● EXERCISE: Output all of the material once more, so that every line matches the original exactly.

--- INPUT DATA Enclosed Below ---

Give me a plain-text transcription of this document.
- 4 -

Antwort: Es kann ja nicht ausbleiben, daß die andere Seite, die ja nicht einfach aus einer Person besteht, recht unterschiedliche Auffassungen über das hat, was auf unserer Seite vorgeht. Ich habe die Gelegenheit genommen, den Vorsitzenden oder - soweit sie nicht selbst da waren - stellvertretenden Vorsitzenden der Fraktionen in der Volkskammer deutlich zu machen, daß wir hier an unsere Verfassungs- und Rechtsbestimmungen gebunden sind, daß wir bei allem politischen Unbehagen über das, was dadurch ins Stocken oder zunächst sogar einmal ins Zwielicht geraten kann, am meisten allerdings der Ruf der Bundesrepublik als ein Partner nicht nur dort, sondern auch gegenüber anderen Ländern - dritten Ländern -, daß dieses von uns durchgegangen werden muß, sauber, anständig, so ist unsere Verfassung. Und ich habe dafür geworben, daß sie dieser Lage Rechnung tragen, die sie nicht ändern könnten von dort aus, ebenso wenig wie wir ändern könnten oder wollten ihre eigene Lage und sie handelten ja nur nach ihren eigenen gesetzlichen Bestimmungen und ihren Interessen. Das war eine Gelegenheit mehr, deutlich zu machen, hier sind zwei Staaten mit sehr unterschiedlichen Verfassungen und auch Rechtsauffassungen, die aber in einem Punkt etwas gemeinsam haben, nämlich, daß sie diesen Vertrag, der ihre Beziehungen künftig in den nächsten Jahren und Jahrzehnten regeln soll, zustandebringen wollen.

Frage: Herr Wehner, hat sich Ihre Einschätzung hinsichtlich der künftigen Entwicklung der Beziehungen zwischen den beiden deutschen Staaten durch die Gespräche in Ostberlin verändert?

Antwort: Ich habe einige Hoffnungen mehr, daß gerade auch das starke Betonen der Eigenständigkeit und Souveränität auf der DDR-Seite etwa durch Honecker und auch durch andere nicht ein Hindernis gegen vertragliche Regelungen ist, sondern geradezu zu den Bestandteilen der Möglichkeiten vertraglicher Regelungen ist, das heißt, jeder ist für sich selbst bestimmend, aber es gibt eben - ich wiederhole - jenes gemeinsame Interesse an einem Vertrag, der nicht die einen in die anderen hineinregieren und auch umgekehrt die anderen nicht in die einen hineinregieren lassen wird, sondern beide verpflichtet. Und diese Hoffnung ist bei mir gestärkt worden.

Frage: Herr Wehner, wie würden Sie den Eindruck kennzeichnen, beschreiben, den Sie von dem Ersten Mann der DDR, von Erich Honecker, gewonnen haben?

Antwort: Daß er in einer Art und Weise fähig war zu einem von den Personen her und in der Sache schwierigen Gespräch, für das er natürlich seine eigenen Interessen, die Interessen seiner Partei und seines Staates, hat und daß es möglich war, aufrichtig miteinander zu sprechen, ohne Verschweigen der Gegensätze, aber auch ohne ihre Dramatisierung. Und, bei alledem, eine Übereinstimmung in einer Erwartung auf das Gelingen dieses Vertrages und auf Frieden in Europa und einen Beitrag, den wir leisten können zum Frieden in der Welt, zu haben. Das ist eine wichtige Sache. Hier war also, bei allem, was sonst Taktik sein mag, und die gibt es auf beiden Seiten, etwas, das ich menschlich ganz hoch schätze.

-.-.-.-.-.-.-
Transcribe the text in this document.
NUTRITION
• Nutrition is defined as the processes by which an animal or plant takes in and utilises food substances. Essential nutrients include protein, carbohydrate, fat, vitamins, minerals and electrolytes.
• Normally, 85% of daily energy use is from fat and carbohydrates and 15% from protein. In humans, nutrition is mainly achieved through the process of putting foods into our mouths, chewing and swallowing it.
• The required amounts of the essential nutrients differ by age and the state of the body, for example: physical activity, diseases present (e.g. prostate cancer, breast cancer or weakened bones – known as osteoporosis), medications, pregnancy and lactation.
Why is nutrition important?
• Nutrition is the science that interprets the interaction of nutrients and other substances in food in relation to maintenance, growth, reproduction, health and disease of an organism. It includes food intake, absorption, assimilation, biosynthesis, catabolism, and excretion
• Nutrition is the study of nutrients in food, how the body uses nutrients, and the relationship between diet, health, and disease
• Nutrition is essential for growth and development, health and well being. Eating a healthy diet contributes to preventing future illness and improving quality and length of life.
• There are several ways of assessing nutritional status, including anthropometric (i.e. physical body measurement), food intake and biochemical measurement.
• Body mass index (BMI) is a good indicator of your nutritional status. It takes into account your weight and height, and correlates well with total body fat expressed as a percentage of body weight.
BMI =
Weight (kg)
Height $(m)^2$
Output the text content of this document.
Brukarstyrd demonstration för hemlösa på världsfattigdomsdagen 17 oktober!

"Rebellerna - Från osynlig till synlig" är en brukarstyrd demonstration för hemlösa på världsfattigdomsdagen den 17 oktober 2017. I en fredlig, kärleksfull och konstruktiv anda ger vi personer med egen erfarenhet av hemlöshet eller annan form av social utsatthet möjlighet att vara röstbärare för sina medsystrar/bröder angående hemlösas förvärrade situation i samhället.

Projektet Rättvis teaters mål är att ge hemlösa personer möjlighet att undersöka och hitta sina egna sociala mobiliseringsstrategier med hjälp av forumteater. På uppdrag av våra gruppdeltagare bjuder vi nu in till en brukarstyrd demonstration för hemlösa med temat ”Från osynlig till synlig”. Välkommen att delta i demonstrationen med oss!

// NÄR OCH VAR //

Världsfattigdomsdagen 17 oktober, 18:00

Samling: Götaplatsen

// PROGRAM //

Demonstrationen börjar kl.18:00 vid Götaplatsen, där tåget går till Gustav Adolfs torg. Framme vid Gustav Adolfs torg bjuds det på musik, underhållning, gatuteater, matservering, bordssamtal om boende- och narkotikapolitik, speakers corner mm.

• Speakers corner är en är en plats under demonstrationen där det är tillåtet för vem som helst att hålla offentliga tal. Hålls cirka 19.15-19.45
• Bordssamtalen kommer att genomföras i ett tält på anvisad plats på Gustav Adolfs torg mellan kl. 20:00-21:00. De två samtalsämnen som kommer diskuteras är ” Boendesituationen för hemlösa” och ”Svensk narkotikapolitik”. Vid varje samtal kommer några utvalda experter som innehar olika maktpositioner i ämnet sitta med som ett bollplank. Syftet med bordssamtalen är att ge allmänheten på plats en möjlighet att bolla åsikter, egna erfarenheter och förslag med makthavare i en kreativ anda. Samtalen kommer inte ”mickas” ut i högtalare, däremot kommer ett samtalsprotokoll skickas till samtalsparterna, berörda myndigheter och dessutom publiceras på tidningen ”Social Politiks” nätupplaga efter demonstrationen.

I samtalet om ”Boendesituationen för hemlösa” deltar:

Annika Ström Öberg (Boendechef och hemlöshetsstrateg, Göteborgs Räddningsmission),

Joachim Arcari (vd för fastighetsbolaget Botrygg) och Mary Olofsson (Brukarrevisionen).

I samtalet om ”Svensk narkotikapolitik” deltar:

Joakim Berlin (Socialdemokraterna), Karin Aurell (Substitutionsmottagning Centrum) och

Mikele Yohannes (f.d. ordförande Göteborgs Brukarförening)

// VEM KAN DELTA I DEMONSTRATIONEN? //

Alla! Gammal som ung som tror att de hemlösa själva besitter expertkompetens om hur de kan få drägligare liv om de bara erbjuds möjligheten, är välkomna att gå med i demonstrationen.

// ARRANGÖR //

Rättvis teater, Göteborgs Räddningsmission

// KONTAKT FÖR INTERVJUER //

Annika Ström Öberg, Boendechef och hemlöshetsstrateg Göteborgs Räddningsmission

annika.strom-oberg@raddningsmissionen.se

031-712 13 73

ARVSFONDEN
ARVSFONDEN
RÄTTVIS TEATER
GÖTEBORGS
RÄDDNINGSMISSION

--- End of Enclosed INPUT DATA ---

● SOLUTION TO THIS TASK:
Give me a plain-text transcription of this document.
- 4 -

Antwort: Es kann ja nicht ausbleiben, daß die andere Seite, die ja nicht einfach aus einer Person besteht, recht unterschiedliche Auffassungen über das hat, was auf unserer Seite vorgeht. Ich habe die Gelegenheit genommen, den Vorsitzenden oder - soweit sie nicht selbst da waren - stellvertretenden Vorsitzenden der Fraktionen in der Volkskammer deutlich zu machen, daß wir hier an unsere Verfassungs- und Rechtsbestimmungen gebunden sind, daß wir bei allem politischen Unbehagen über das, was dadurch ins Stocken oder zunächst sogar einmal ins Zwielicht geraten kann, am meisten allerdings der Ruf der Bundesrepublik als ein Partner nicht nur dort, sondern auch gegenüber anderen Ländern - dritten Ländern -, daß dieses von uns durchgegangen werden muß, sauber, anständig, so ist unsere Verfassung. Und ich habe dafür geworben, daß sie dieser Lage Rechnung tragen, die sie nicht ändern könnten von dort aus, ebenso wenig wie wir ändern könnten oder wollten ihre eigene Lage und sie handelten ja nur nach ihren eigenen gesetzlichen Bestimmungen und ihren Interessen. Das war eine Gelegenheit mehr, deutlich zu machen, hier sind zwei Staaten mit sehr unterschiedlichen Verfassungen und auch Rechtsauffassungen, die aber in einem Punkt etwas gemeinsam haben, nämlich, daß sie diesen Vertrag, der ihre Beziehungen künftig in den nächsten Jahren und Jahrzehnten regeln soll, zustandebringen wollen.

Frage: Herr Wehner, hat sich Ihre Einschätzung hinsichtlich der künftigen Entwicklung der Beziehungen zwischen den beiden deutschen Staaten durch die Gespräche in Ostberlin verändert?

Antwort: Ich habe einige Hoffnungen mehr, daß gerade auch das starke Betonen der Eigenständigkeit und Souveränität auf der DDR-Seite etwa durch Honecker und auch durch andere nicht ein Hindernis gegen vertragliche Regelungen ist, sondern geradezu zu den Bestandteilen der Möglichkeiten vertraglicher Regelungen ist, das heißt, jeder ist für sich selbst bestimmend, aber es gibt eben - ich wiederhole - jenes gemeinsame Interesse an einem Vertrag, der nicht die einen in die anderen hineinregieren und auch umgekehrt die anderen nicht in die einen hineinregieren lassen wird, sondern beide verpflichtet. Und diese Hoffnung ist bei mir gestärkt worden.

Frage: Herr Wehner, wie würden Sie den Eindruck kennzeichnen, beschreiben, den Sie von dem Ersten Mann der DDR, von Erich Honecker, gewonnen haben?

Antwort: Daß er in einer Art und Weise fähig war zu einem von den Personen her und in der Sache schwierigen Gespräch, für das er natürlich seine eigenen Interessen, die Interessen seiner Partei und seines Staates, hat und daß es möglich war, aufrichtig miteinander zu sprechen, ohne Verschweigen der Gegensätze, aber auch ohne ihre Dramatisierung. Und, bei alledem, eine Übereinstimmung in einer Erwartung auf das Gelingen dieses Vertrages und auf Frieden in Europa und einen Beitrag, den wir leisten können zum Frieden in der Welt, zu haben. Das ist eine wichtige Sache. Hier war also, bei allem, was sonst Taktik sein mag, und die gibt es auf beiden Seiten, etwas, das ich menschlich ganz hoch schätze.

-.-.-.-.-.-.-
Transcribe the text in this document.
NUTRITION
• Nutrition is defined as the processes by which an animal or plant takes in and utilises food substances. Essential nutrients include protein, carbohydrate, fat, vitamins, minerals and electrolytes.
• Normally, 85% of daily energy use is from fat and carbohydrates and 15% from protein. In humans, nutrition is mainly achieved through the process of putting foods into our mouths, chewing and swallowing it.
• The required amounts of the essential nutrients differ by age and the state of the body, for example: physical activity, diseases present (e.g. prostate cancer, breast cancer or weakened bones – known as osteoporosis), medications, pregnancy and lactation.
Why is nutrition important?
• Nutrition is the science that interprets the interaction of nutrients and other substances in food in relation to maintenance, growth, reproduction, health and disease of an organism. It includes food intake, absorption, assimilation, biosynthesis, catabolism, and excretion
• Nutrition is the study of nutrients in food, how the body uses nutrients, and the relationship between diet, health, and disease
• Nutrition is essential for growth and development, health and well being. Eating a healthy diet contributes to preventing future illness and improving quality and length of life.
• There are several ways of assessing nutritional status, including anthropometric (i.e. physical body measurement), food intake and biochemical measurement.
• Body mass index (BMI) is a good indicator of your nutritional status. It takes into account your weight and height, and correlates well with total body fat expressed as a percentage of body weight.
BMI =
Weight (kg)
Height $(m)^2$
Output the text content of this document.
Brukarstyrd demonstration för hemlösa på världsfattigdomsdagen 17 oktober!

"Rebellerna - Från osynlig till synlig" är en brukarstyrd demonstration för hemlösa på världsfattigdomsdagen den 17 oktober 2017. I en fredlig, kärleksfull och konstruktiv anda ger vi personer med egen erfarenhet av hemlöshet eller annan form av social utsatthet möjlighet att vara röstbärare för sina medsystrar/bröder angående hemlösas förvärrade situation i samhället.

Projektet Rättvis teaters mål är att ge hemlösa personer möjlighet att undersöka och hitta sina egna sociala mobiliseringsstrategier med hjälp av forumteater. På uppdrag av våra gruppdeltagare bjuder vi nu in till en brukarstyrd demonstration för hemlösa med temat ”Från osynlig till synlig”. Välkommen att delta i demonstrationen med oss!

// NÄR OCH VAR //

Världsfattigdomsdagen 17 oktober, 18:00

Samling: Götaplatsen

// PROGRAM //

Demonstrationen börjar kl.18:00 vid Götaplatsen, där tåget går till Gustav Adolfs torg. Framme vid Gustav Adolfs torg bjuds det på musik, underhållning, gatuteater, matservering, bordssamtal om boende- och narkotikapolitik, speakers corner mm.

• Speakers corner är en är en plats under demonstrationen där det är tillåtet för vem som helst att hålla offentliga tal. Hålls cirka 19.15-19.45
• Bordssamtalen kommer att genomföras i ett tält på anvisad plats på Gustav Adolfs torg mellan kl. 20:00-21:00. De två samtalsämnen som kommer diskuteras är ” Boendesituationen för hemlösa” och ”Svensk narkotikapolitik”. Vid varje samtal kommer några utvalda experter som innehar olika maktpositioner i ämnet sitta med som ett bollplank. Syftet med bordssamtalen är att ge allmänheten på plats en möjlighet att bolla åsikter, egna erfarenheter och förslag med makthavare i en kreativ anda. Samtalen kommer inte ”mickas” ut i högtalare, däremot kommer ett samtalsprotokoll skickas till samtalsparterna, berörda myndigheter och dessutom publiceras på tidningen ”Social Politiks” nätupplaga efter demonstrationen.

I samtalet om ”Boendesituationen för hemlösa” deltar:

Annika Ström Öberg (Boendechef och hemlöshetsstrateg, Göteborgs Räddningsmission),

Joachim Arcari (vd för fastighetsbolaget Botrygg) och Mary Olofsson (Brukarrevisionen).

I samtalet om ”Svensk narkotikapolitik” deltar:

Joakim Berlin (Socialdemokraterna), Karin Aurell (Substitutionsmottagning Centrum) och

Mikele Yohannes (f.d. ordförande Göteborgs Brukarförening)

// VEM KAN DELTA I DEMONSTRATIONEN? //

Alla! Gammal som ung som tror att de hemlösa själva besitter expertkompetens om hur de kan få drägligare liv om de bara erbjuds möjligheten, är välkomna att gå med i demonstrationen.

// ARRANGÖR //

Rättvis teater, Göteborgs Räddningsmission

// KONTAKT FÖR INTERVJUER //

Annika Ström Öberg, Boendechef och hemlöshetsstrateg Göteborgs Räddningsmission

annika.strom-oberg@raddningsmissionen.se

031-712 13 73

ARVSFONDEN
ARVSFONDEN
RÄTTVIS TEATER
GÖTEBORGS
RÄDDNINGSMISSION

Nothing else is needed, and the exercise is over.